*Task*
Write out the records word for word, with no pictures.

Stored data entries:
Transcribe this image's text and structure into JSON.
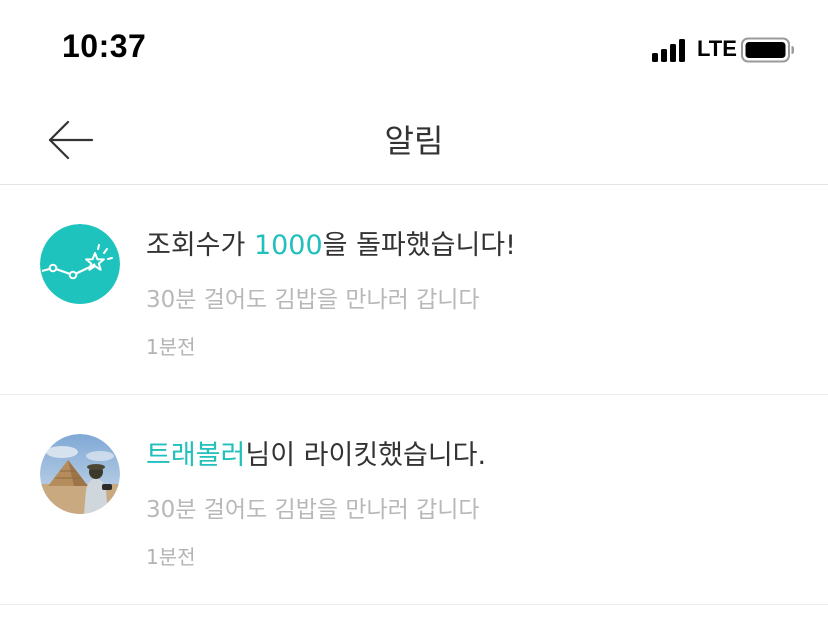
{
  "status_bar": {
    "time": "10:37",
    "network": "LTE",
    "signal_icon": "signal-bars-icon",
    "battery_icon": "battery-full-icon"
  },
  "header": {
    "title": "알림",
    "back_icon": "arrow-left-icon"
  },
  "notifications": [
    {
      "avatar_icon": "rising-chart-star-icon",
      "avatar_color": "#1ec3be",
      "title_pre": "조회수가 ",
      "title_highlight": "1000",
      "title_post": "을 돌파했습니다!",
      "subtitle": "30분 걸어도 김밥을 만나러 갑니다",
      "time": "1분전"
    },
    {
      "avatar_icon": "user-photo-pyramid",
      "title_pre": "",
      "title_highlight": "트래볼러",
      "title_post": "님이 라이킷했습니다.",
      "subtitle": "30분 걸어도 김밥을 만나러 갑니다",
      "time": "1분전"
    }
  ],
  "colors": {
    "accent": "#21c0bd",
    "text_primary": "#333333",
    "text_secondary": "#b8b8b8",
    "divider": "#e3e3e3"
  }
}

*The output*
Transcribe this image's text and structure into JSON.
{
  "status_bar": {
    "time": "10:37",
    "network": "LTE",
    "signal_icon": "signal-bars-icon",
    "battery_icon": "battery-full-icon"
  },
  "header": {
    "title": "알림",
    "back_icon": "arrow-left-icon"
  },
  "notifications": [
    {
      "avatar_icon": "rising-chart-star-icon",
      "avatar_color": "#1ec3be",
      "title_pre": "조회수가 ",
      "title_highlight": "1000",
      "title_post": "을 돌파했습니다!",
      "subtitle": "30분 걸어도 김밥을 만나러 갑니다",
      "time": "1분전"
    },
    {
      "avatar_icon": "user-photo-pyramid",
      "title_pre": "",
      "title_highlight": "트래볼러",
      "title_post": "님이 라이킷했습니다.",
      "subtitle": "30분 걸어도 김밥을 만나러 갑니다",
      "time": "1분전"
    }
  ],
  "colors": {
    "accent": "#21c0bd",
    "text_primary": "#333333",
    "text_secondary": "#b8b8b8",
    "divider": "#e3e3e3"
  }
}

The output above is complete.